▶ **Your assignment**
Write out every record exactly as it appears. Skip the pictures.

------------------------------

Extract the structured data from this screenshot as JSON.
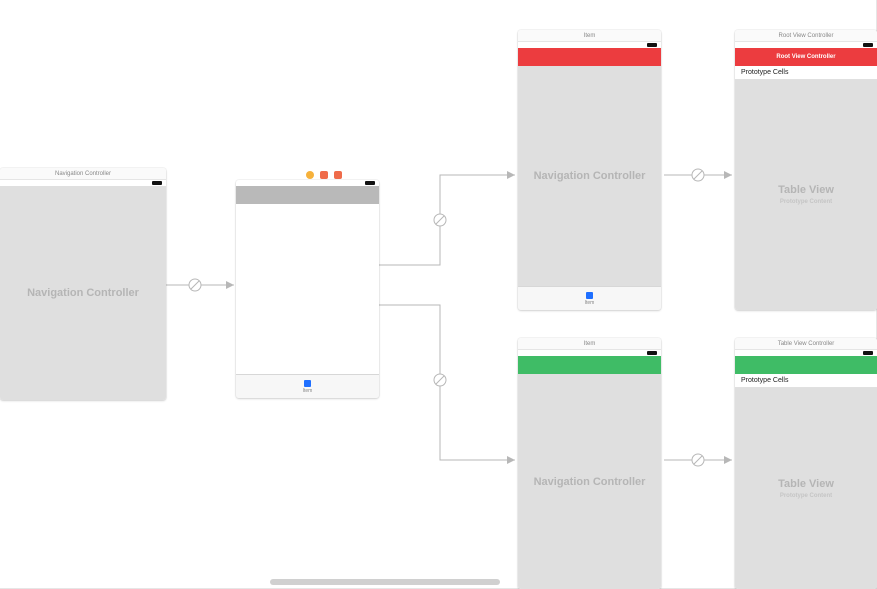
{
  "scenes": {
    "nav1": {
      "header": "Navigation Controller",
      "label": "Navigation Controller"
    },
    "tabbar": {
      "tab_label": "Item"
    },
    "navRed": {
      "header": "Item",
      "label": "Navigation Controller"
    },
    "rootRed": {
      "header": "Root View Controller",
      "nav_title": "Root View Controller",
      "prototype_cells": "Prototype Cells",
      "table_view": "Table View",
      "prototype_content": "Prototype Content"
    },
    "navGreen": {
      "header": "Item",
      "label": "Navigation Controller"
    },
    "rootGreen": {
      "header": "Table View Controller",
      "prototype_cells": "Prototype Cells",
      "table_view": "Table View",
      "prototype_content": "Prototype Content"
    }
  }
}
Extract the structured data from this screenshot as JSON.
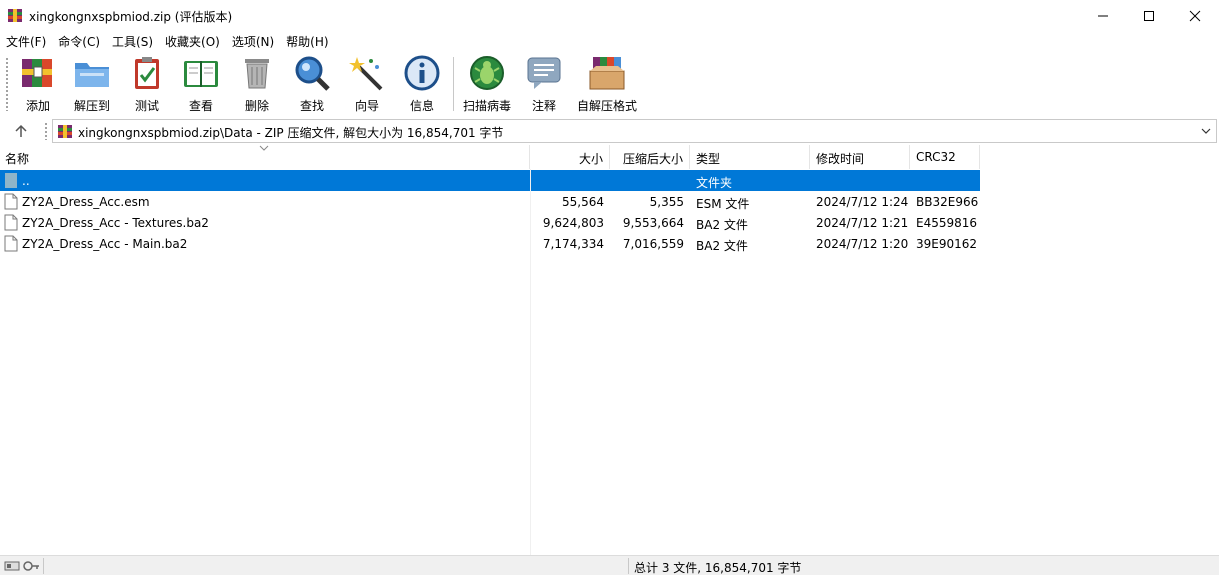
{
  "window": {
    "title": "xingkongnxspbmiod.zip (评估版本)",
    "icon": "winrar-archive-icon"
  },
  "menu": [
    "文件(F)",
    "命令(C)",
    "工具(S)",
    "收藏夹(O)",
    "选项(N)",
    "帮助(H)"
  ],
  "toolbar": {
    "buttons": [
      {
        "label": "添加",
        "icon": "add-archive-icon"
      },
      {
        "label": "解压到",
        "icon": "extract-folder-icon"
      },
      {
        "label": "测试",
        "icon": "test-clipboard-icon"
      },
      {
        "label": "查看",
        "icon": "view-book-icon"
      },
      {
        "label": "删除",
        "icon": "trash-icon"
      },
      {
        "label": "查找",
        "icon": "magnifier-icon"
      },
      {
        "label": "向导",
        "icon": "wizard-wand-icon"
      },
      {
        "label": "信息",
        "icon": "info-icon"
      },
      {
        "label": "扫描病毒",
        "icon": "virus-scan-icon"
      },
      {
        "label": "注释",
        "icon": "comment-icon"
      },
      {
        "label": "自解压格式",
        "icon": "sfx-box-icon"
      }
    ]
  },
  "address": {
    "path": "xingkongnxspbmiod.zip\\Data - ZIP 压缩文件, 解包大小为 16,854,701 字节"
  },
  "columns": {
    "name": "名称",
    "size": "大小",
    "packed": "压缩后大小",
    "type": "类型",
    "modified": "修改时间",
    "crc": "CRC32"
  },
  "rows": [
    {
      "name": "..",
      "size": "",
      "packed": "",
      "type": "文件夹",
      "modified": "",
      "crc": "",
      "selected": true
    },
    {
      "name": "ZY2A_Dress_Acc.esm",
      "size": "55,564",
      "packed": "5,355",
      "type": "ESM 文件",
      "modified": "2024/7/12 1:24",
      "crc": "BB32E966"
    },
    {
      "name": "ZY2A_Dress_Acc - Textures.ba2",
      "size": "9,624,803",
      "packed": "9,553,664",
      "type": "BA2 文件",
      "modified": "2024/7/12 1:21",
      "crc": "E4559816"
    },
    {
      "name": "ZY2A_Dress_Acc - Main.ba2",
      "size": "7,174,334",
      "packed": "7,016,559",
      "type": "BA2 文件",
      "modified": "2024/7/12 1:20",
      "crc": "39E90162"
    }
  ],
  "status": {
    "summary": "总计 3 文件, 16,854,701 字节"
  },
  "colors": {
    "selection": "#0078d7"
  }
}
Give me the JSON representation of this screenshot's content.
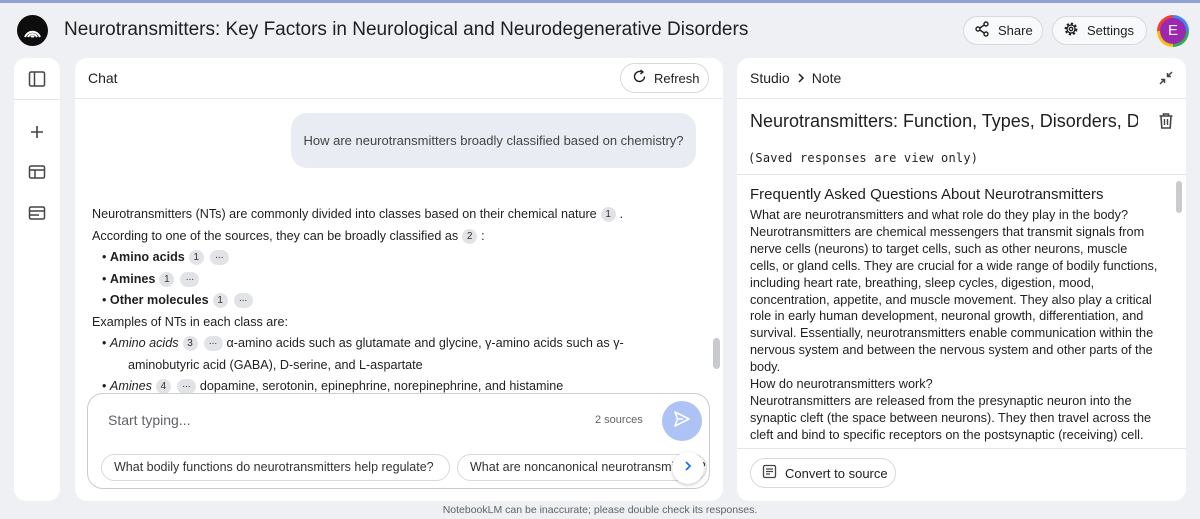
{
  "app": {
    "title": "Neurotransmitters: Key Factors in Neurological and Neurodegenerative Disorders",
    "share_label": "Share",
    "settings_label": "Settings",
    "avatar_letter": "E"
  },
  "chat": {
    "title": "Chat",
    "refresh_label": "Refresh",
    "user_message": "How are neurotransmitters broadly classified based on chemistry?",
    "answer": {
      "intro_1": "Neurotransmitters (NTs) are commonly divided into classes based on their chemical nature",
      "intro_1_cite": "1",
      "intro_1_end": ".",
      "intro_2": "According to one of the sources, they can be broadly classified as",
      "intro_2_cite": "2",
      "intro_2_end": ":",
      "classes": [
        {
          "label": "Amino acids",
          "cite": "1",
          "more": "..."
        },
        {
          "label": "Amines",
          "cite": "1",
          "more": "..."
        },
        {
          "label": "Other molecules",
          "cite": "1",
          "more": "..."
        }
      ],
      "examples_heading": "Examples of NTs in each class are:",
      "examples": [
        {
          "label": "Amino acids",
          "cite": "3",
          "more": "...",
          "text": "α-amino acids such as glutamate and glycine, γ-amino acids such as γ-",
          "text_cont": "aminobutyric acid (GABA), D-serine, and L-aspartate"
        },
        {
          "label": "Amines",
          "cite": "4",
          "more": "...",
          "text": "dopamine, serotonin, epinephrine, norepinephrine, and histamine"
        }
      ]
    },
    "composer": {
      "placeholder": "Start typing...",
      "sources_label": "2 sources",
      "suggestions": [
        "What bodily functions do neurotransmitters help regulate?",
        "What are noncanonical neurotransmitters?"
      ]
    }
  },
  "studio": {
    "crumb_root": "Studio",
    "crumb_current": "Note",
    "note_title": "Neurotransmitters: Function, Types, Disorders, De",
    "saved_notice": "(Saved responses are view only)",
    "faq_heading": "Frequently Asked Questions About Neurotransmitters",
    "paragraphs": [
      "What are neurotransmitters and what role do they play in the body?",
      "Neurotransmitters are chemical messengers that transmit signals from nerve cells (neurons) to target cells, such as other neurons, muscle cells, or gland cells. They are crucial for a wide range of bodily functions, including heart rate, breathing, sleep cycles, digestion, mood, concentration, appetite, and muscle movement. They also play a critical role in early human development, neuronal growth, differentiation, and survival. Essentially, neurotransmitters enable communication within the nervous system and between the nervous system and other parts of the body.",
      "How do neurotransmitters work?",
      "Neurotransmitters are released from the presynaptic neuron into the synaptic cleft (the space between neurons). They then travel across the cleft and bind to specific receptors on the postsynaptic (receiving) cell."
    ],
    "convert_label": "Convert to source"
  },
  "footer": {
    "disclaimer": "NotebookLM can be inaccurate; please double check its responses."
  }
}
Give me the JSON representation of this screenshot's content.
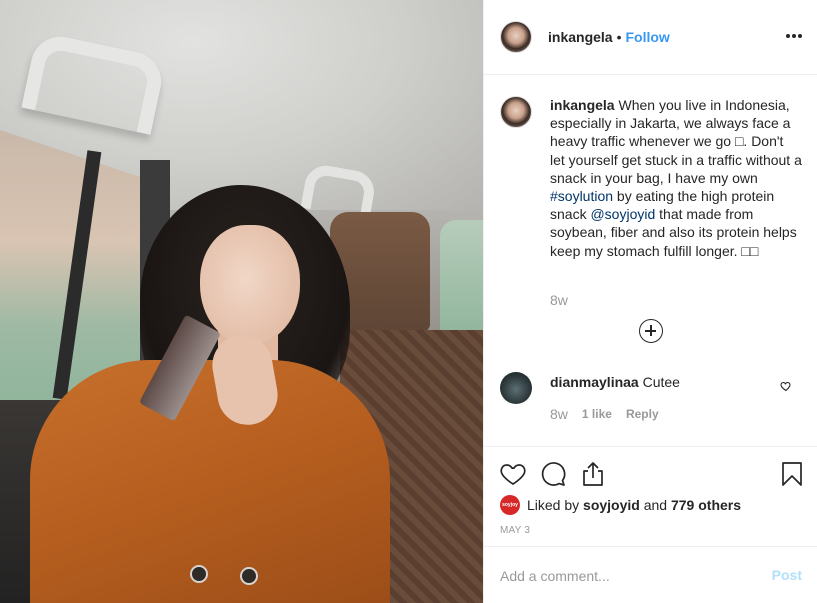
{
  "header": {
    "username": "inkangela",
    "separator": "•",
    "follow_label": "Follow"
  },
  "caption": {
    "username": "inkangela",
    "text_part1": " When you live in Indonesia, especially in Jakarta, we always face a heavy traffic whenever we go ",
    "emoji1": "□",
    "text_part2": ". Don't let yourself get stuck in a traffic without a snack in your bag, I have my own ",
    "hashtag": "#soylution",
    "text_part3": " by eating the high protein snack ",
    "mention": "@soyjoyid",
    "text_part4": " that made from soybean, fiber and also its protein helps keep my stomach fulfill longer. ",
    "emoji2": "□□",
    "time": "8w"
  },
  "comment": {
    "username": "dianmaylinaa",
    "text": " Cutee",
    "time": "8w",
    "likes": "1 like",
    "reply": "Reply"
  },
  "likes": {
    "badge_text": "soyjoy",
    "prefix": "Liked by ",
    "user": "soyjoyid",
    "middle": " and ",
    "others": "779 others"
  },
  "date": "MAY 3",
  "add_comment": {
    "placeholder": "Add a comment...",
    "post_label": "Post"
  },
  "icons": {
    "more": "more-options-icon",
    "like": "heart-icon",
    "comment": "comment-icon",
    "share": "share-icon",
    "save": "bookmark-icon",
    "load_more": "plus-circle-icon"
  },
  "colors": {
    "link": "#3897f0",
    "hashtag": "#003569",
    "muted": "#999999",
    "post_disabled": "#b2dffc"
  }
}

------------------------------

▶ **Result for this task**
Extract the structured data from this screenshot as JSON.
{
  "scenes": {
    "nav1": {
      "header": "Navigation Controller",
      "label": "Navigation Controller"
    },
    "tabbar": {
      "tab_label": "Item"
    },
    "navRed": {
      "header": "Item",
      "label": "Navigation Controller"
    },
    "rootRed": {
      "header": "Root View Controller",
      "nav_title": "Root View Controller",
      "prototype_cells": "Prototype Cells",
      "table_view": "Table View",
      "prototype_content": "Prototype Content"
    },
    "navGreen": {
      "header": "Item",
      "label": "Navigation Controller"
    },
    "rootGreen": {
      "header": "Table View Controller",
      "prototype_cells": "Prototype Cells",
      "table_view": "Table View",
      "prototype_content": "Prototype Content"
    }
  }
}
Extract the structured data from this screenshot as JSON.
{
  "window": {
    "title": "xingkongnxspbmiod.zip (评估版本)",
    "icon": "winrar-archive-icon"
  },
  "menu": [
    "文件(F)",
    "命令(C)",
    "工具(S)",
    "收藏夹(O)",
    "选项(N)",
    "帮助(H)"
  ],
  "toolbar": {
    "buttons": [
      {
        "label": "添加",
        "icon": "add-archive-icon"
      },
      {
        "label": "解压到",
        "icon": "extract-folder-icon"
      },
      {
        "label": "测试",
        "icon": "test-clipboard-icon"
      },
      {
        "label": "查看",
        "icon": "view-book-icon"
      },
      {
        "label": "删除",
        "icon": "trash-icon"
      },
      {
        "label": "查找",
        "icon": "magnifier-icon"
      },
      {
        "label": "向导",
        "icon": "wizard-wand-icon"
      },
      {
        "label": "信息",
        "icon": "info-icon"
      },
      {
        "label": "扫描病毒",
        "icon": "virus-scan-icon"
      },
      {
        "label": "注释",
        "icon": "comment-icon"
      },
      {
        "label": "自解压格式",
        "icon": "sfx-box-icon"
      }
    ]
  },
  "address": {
    "path": "xingkongnxspbmiod.zip\\Data - ZIP 压缩文件, 解包大小为 16,854,701 字节"
  },
  "columns": {
    "name": "名称",
    "size": "大小",
    "packed": "压缩后大小",
    "type": "类型",
    "modified": "修改时间",
    "crc": "CRC32"
  },
  "rows": [
    {
      "name": "..",
      "size": "",
      "packed": "",
      "type": "文件夹",
      "modified": "",
      "crc": "",
      "selected": true
    },
    {
      "name": "ZY2A_Dress_Acc.esm",
      "size": "55,564",
      "packed": "5,355",
      "type": "ESM 文件",
      "modified": "2024/7/12 1:24",
      "crc": "BB32E966"
    },
    {
      "name": "ZY2A_Dress_Acc - Textures.ba2",
      "size": "9,624,803",
      "packed": "9,553,664",
      "type": "BA2 文件",
      "modified": "2024/7/12 1:21",
      "crc": "E4559816"
    },
    {
      "name": "ZY2A_Dress_Acc - Main.ba2",
      "size": "7,174,334",
      "packed": "7,016,559",
      "type": "BA2 文件",
      "modified": "2024/7/12 1:20",
      "crc": "39E90162"
    }
  ],
  "status": {
    "summary": "总计 3 文件, 16,854,701 字节"
  },
  "colors": {
    "selection": "#0078d7"
  }
}
Give me the JSON representation of this screenshot's content.
{
  "app": {
    "title": "Neurotransmitters: Key Factors in Neurological and Neurodegenerative Disorders",
    "share_label": "Share",
    "settings_label": "Settings",
    "avatar_letter": "E"
  },
  "chat": {
    "title": "Chat",
    "refresh_label": "Refresh",
    "user_message": "How are neurotransmitters broadly classified based on chemistry?",
    "answer": {
      "intro_1": "Neurotransmitters (NTs) are commonly divided into classes based on their chemical nature",
      "intro_1_cite": "1",
      "intro_1_end": ".",
      "intro_2": "According to one of the sources, they can be broadly classified as",
      "intro_2_cite": "2",
      "intro_2_end": ":",
      "classes": [
        {
          "label": "Amino acids",
          "cite": "1",
          "more": "..."
        },
        {
          "label": "Amines",
          "cite": "1",
          "more": "..."
        },
        {
          "label": "Other molecules",
          "cite": "1",
          "more": "..."
        }
      ],
      "examples_heading": "Examples of NTs in each class are:",
      "examples": [
        {
          "label": "Amino acids",
          "cite": "3",
          "more": "...",
          "text": "α-amino acids such as glutamate and glycine, γ-amino acids such as γ-",
          "text_cont": "aminobutyric acid (GABA), D-serine, and L-aspartate"
        },
        {
          "label": "Amines",
          "cite": "4",
          "more": "...",
          "text": "dopamine, serotonin, epinephrine, norepinephrine, and histamine"
        }
      ]
    },
    "composer": {
      "placeholder": "Start typing...",
      "sources_label": "2 sources",
      "suggestions": [
        "What bodily functions do neurotransmitters help regulate?",
        "What are noncanonical neurotransmitters?"
      ]
    }
  },
  "studio": {
    "crumb_root": "Studio",
    "crumb_current": "Note",
    "note_title": "Neurotransmitters: Function, Types, Disorders, De",
    "saved_notice": "(Saved responses are view only)",
    "faq_heading": "Frequently Asked Questions About Neurotransmitters",
    "paragraphs": [
      "What are neurotransmitters and what role do they play in the body?",
      "Neurotransmitters are chemical messengers that transmit signals from nerve cells (neurons) to target cells, such as other neurons, muscle cells, or gland cells. They are crucial for a wide range of bodily functions, including heart rate, breathing, sleep cycles, digestion, mood, concentration, appetite, and muscle movement. They also play a critical role in early human development, neuronal growth, differentiation, and survival. Essentially, neurotransmitters enable communication within the nervous system and between the nervous system and other parts of the body.",
      "How do neurotransmitters work?",
      "Neurotransmitters are released from the presynaptic neuron into the synaptic cleft (the space between neurons). They then travel across the cleft and bind to specific receptors on the postsynaptic (receiving) cell."
    ],
    "convert_label": "Convert to source"
  },
  "footer": {
    "disclaimer": "NotebookLM can be inaccurate; please double check its responses."
  }
}
Give me the JSON representation of this screenshot's content.
{
  "header": {
    "username": "inkangela",
    "separator": "•",
    "follow_label": "Follow"
  },
  "caption": {
    "username": "inkangela",
    "text_part1": " When you live in Indonesia, especially in Jakarta, we always face a heavy traffic whenever we go ",
    "emoji1": "□",
    "text_part2": ". Don't let yourself get stuck in a traffic without a snack in your bag, I have my own ",
    "hashtag": "#soylution",
    "text_part3": " by eating the high protein snack ",
    "mention": "@soyjoyid",
    "text_part4": " that made from soybean, fiber and also its protein helps keep my stomach fulfill longer. ",
    "emoji2": "□□",
    "time": "8w"
  },
  "comment": {
    "username": "dianmaylinaa",
    "text": " Cutee",
    "time": "8w",
    "likes": "1 like",
    "reply": "Reply"
  },
  "likes": {
    "badge_text": "soyjoy",
    "prefix": "Liked by ",
    "user": "soyjoyid",
    "middle": " and ",
    "others": "779 others"
  },
  "date": "MAY 3",
  "add_comment": {
    "placeholder": "Add a comment...",
    "post_label": "Post"
  },
  "icons": {
    "more": "more-options-icon",
    "like": "heart-icon",
    "comment": "comment-icon",
    "share": "share-icon",
    "save": "bookmark-icon",
    "load_more": "plus-circle-icon"
  },
  "colors": {
    "link": "#3897f0",
    "hashtag": "#003569",
    "muted": "#999999",
    "post_disabled": "#b2dffc"
  }
}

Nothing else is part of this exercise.